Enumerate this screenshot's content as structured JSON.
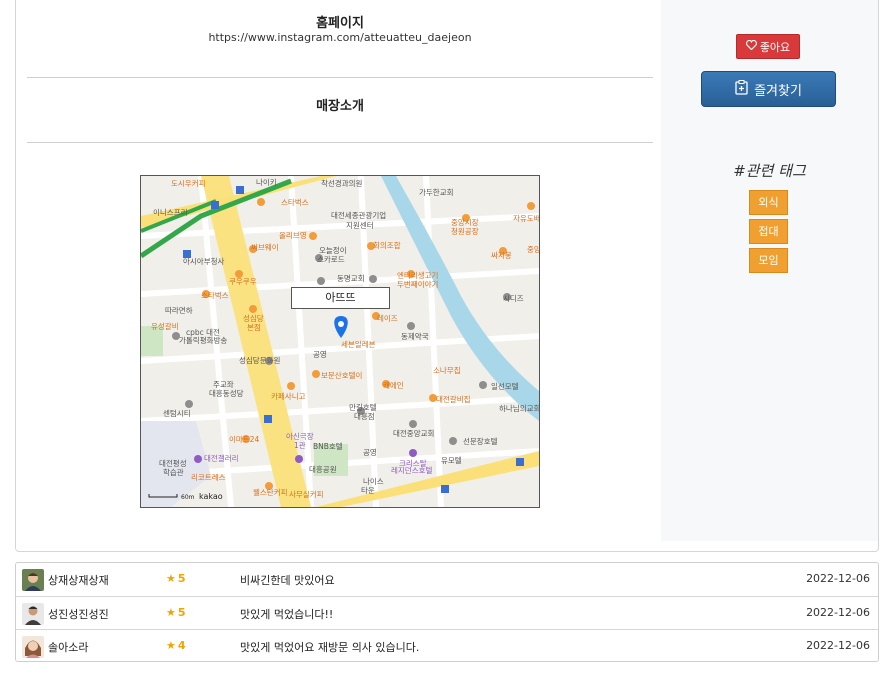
{
  "homepage": {
    "title": "홈페이지",
    "url": "https://www.instagram.com/atteuatteu_daejeon"
  },
  "intro": {
    "title": "매장소개"
  },
  "map": {
    "marker_label": "아뜨뜨",
    "scale_label": "60m",
    "brand": "kakao",
    "labels": [
      "도시우커피",
      "나이키",
      "착선경과의원",
      "가두한교회",
      "스타벅스",
      "대전세종관광기업 지원센터",
      "올리브영",
      "회의조합",
      "중앙시장 청원공장",
      "이니스프리",
      "아시아부청사",
      "써브웨이",
      "스타벅스",
      "커피나무",
      "쿠우쿠우",
      "오늘정이 스카로드",
      "동명교회",
      "엔터리생고기 두번째이야기",
      "파스쿠찌",
      "따라면하",
      "유성갈비",
      "cpbc 대전 가톨릭평화방송",
      "성심당 본점",
      "데이즈",
      "동제약국",
      "세븐일레븐",
      "공영",
      "성심당문화원",
      "보문산호텔이",
      "소나무집",
      "트레이",
      "일선모텔",
      "주교좌 대흥동성당",
      "카페사니고",
      "만길호텔 대흥점",
      "대전갈비집",
      "하나님의교회",
      "센텀시티",
      "대전중앙교회",
      "선문장호텔",
      "이마트24",
      "아신극장 1관",
      "BNB호텔",
      "대전갤러리",
      "공영",
      "크리스탈 레지던스호텔",
      "유모텔",
      "대전평성 학습관",
      "리코트레스",
      "대흥공원",
      "웰스탄커피",
      "사무실커피",
      "나이스 타운",
      "시디즈",
      "싸지봉",
      "자유도배",
      "중앙"
    ]
  },
  "actions": {
    "like_label": "좋아요",
    "favorite_label": "즐겨찾기"
  },
  "tags": {
    "title": "#관련 태그",
    "items": [
      "외식",
      "접대",
      "모임"
    ]
  },
  "reviews": [
    {
      "name": "상재상재상재",
      "rating": "5",
      "text": "비싸긴한데 맛있어요",
      "date": "2022-12-06"
    },
    {
      "name": "성진성진성진",
      "rating": "5",
      "text": "맛있게 먹었습니다!!",
      "date": "2022-12-06"
    },
    {
      "name": "솔아소라",
      "rating": "4",
      "text": "맛있게 먹었어요 재방문 의사 있습니다.",
      "date": "2022-12-06"
    }
  ],
  "colors": {
    "like": "#d9393a",
    "favorite": "#2f6ba5",
    "tag": "#f0a030",
    "star": "#f0a500",
    "road_major": "#fbe07a",
    "river": "#a9d7ea",
    "subway": "#33a84a",
    "marker": "#1a73e8"
  }
}
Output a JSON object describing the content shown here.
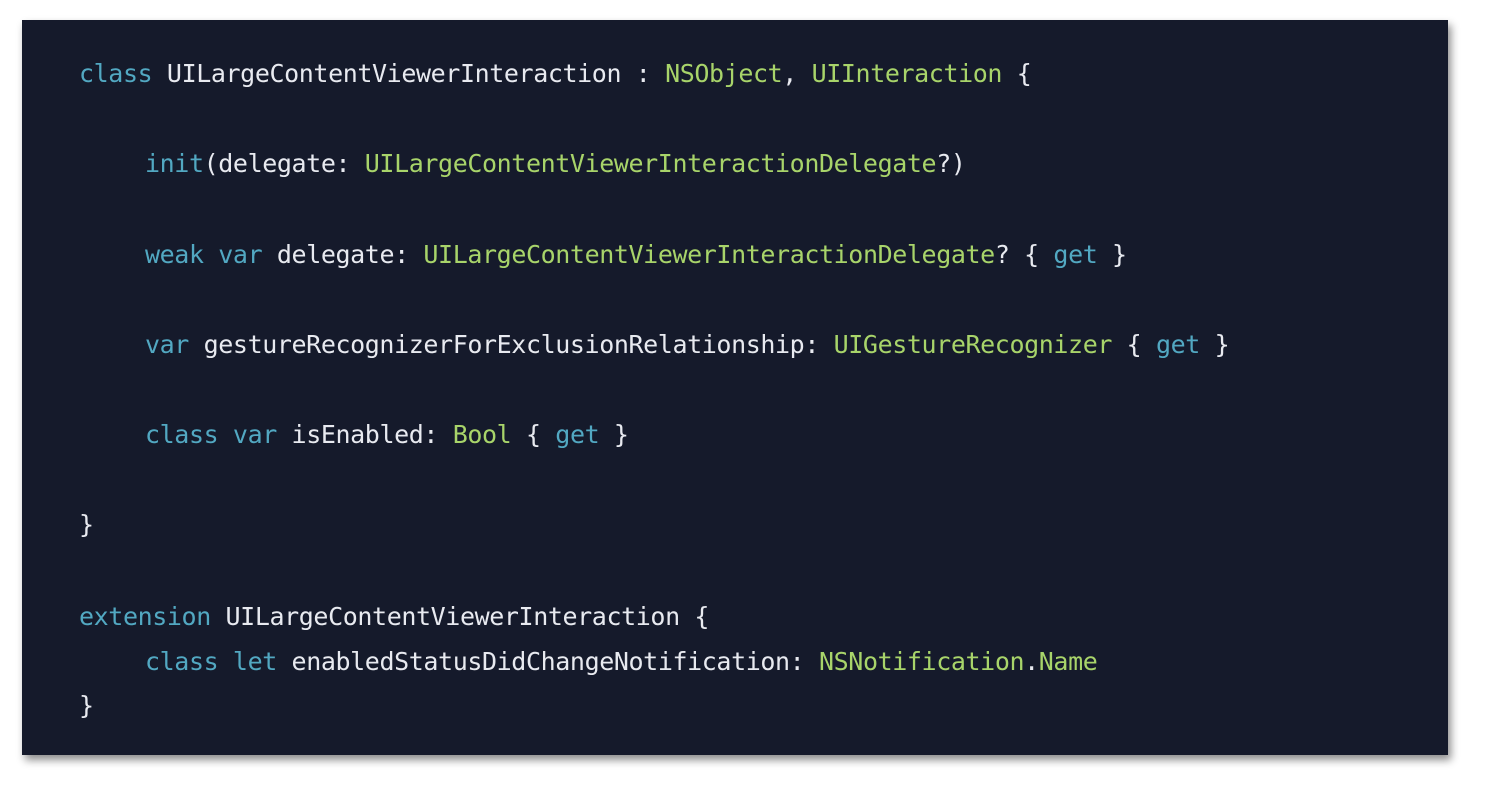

▬▬▬▬▬▬▬▬▬▬

Every line is to be duplicated exactly, though pictures stay out.

(Task output):
Enumerate this screenshot's content as structured JSON.
{
  "homepage": {
    "title": "홈페이지",
    "url": "https://www.instagram.com/atteuatteu_daejeon"
  },
  "intro": {
    "title": "매장소개"
  },
  "map": {
    "marker_label": "아뜨뜨",
    "scale_label": "60m",
    "brand": "kakao",
    "labels": [
      "도시우커피",
      "나이키",
      "착선경과의원",
      "가두한교회",
      "스타벅스",
      "대전세종관광기업 지원센터",
      "올리브영",
      "회의조합",
      "중앙시장 청원공장",
      "이니스프리",
      "아시아부청사",
      "써브웨이",
      "스타벅스",
      "커피나무",
      "쿠우쿠우",
      "오늘정이 스카로드",
      "동명교회",
      "엔터리생고기 두번째이야기",
      "파스쿠찌",
      "따라면하",
      "유성갈비",
      "cpbc 대전 가톨릭평화방송",
      "성심당 본점",
      "데이즈",
      "동제약국",
      "세븐일레븐",
      "공영",
      "성심당문화원",
      "보문산호텔이",
      "소나무집",
      "트레이",
      "일선모텔",
      "주교좌 대흥동성당",
      "카페사니고",
      "만길호텔 대흥점",
      "대전갈비집",
      "하나님의교회",
      "센텀시티",
      "대전중앙교회",
      "선문장호텔",
      "이마트24",
      "아신극장 1관",
      "BNB호텔",
      "대전갤러리",
      "공영",
      "크리스탈 레지던스호텔",
      "유모텔",
      "대전평성 학습관",
      "리코트레스",
      "대흥공원",
      "웰스탄커피",
      "사무실커피",
      "나이스 타운",
      "시디즈",
      "싸지봉",
      "자유도배",
      "중앙"
    ]
  },
  "actions": {
    "like_label": "좋아요",
    "favorite_label": "즐겨찾기"
  },
  "tags": {
    "title": "#관련 태그",
    "items": [
      "외식",
      "접대",
      "모임"
    ]
  },
  "reviews": [
    {
      "name": "상재상재상재",
      "rating": "5",
      "text": "비싸긴한데 맛있어요",
      "date": "2022-12-06"
    },
    {
      "name": "성진성진성진",
      "rating": "5",
      "text": "맛있게 먹었습니다!!",
      "date": "2022-12-06"
    },
    {
      "name": "솔아소라",
      "rating": "4",
      "text": "맛있게 먹었어요 재방문 의사 있습니다.",
      "date": "2022-12-06"
    }
  ],
  "colors": {
    "like": "#d9393a",
    "favorite": "#2f6ba5",
    "tag": "#f0a030",
    "star": "#f0a500",
    "road_major": "#fbe07a",
    "river": "#a9d7ea",
    "subway": "#33a84a",
    "marker": "#1a73e8"
  }
}
Output a JSON object describing the content shown here.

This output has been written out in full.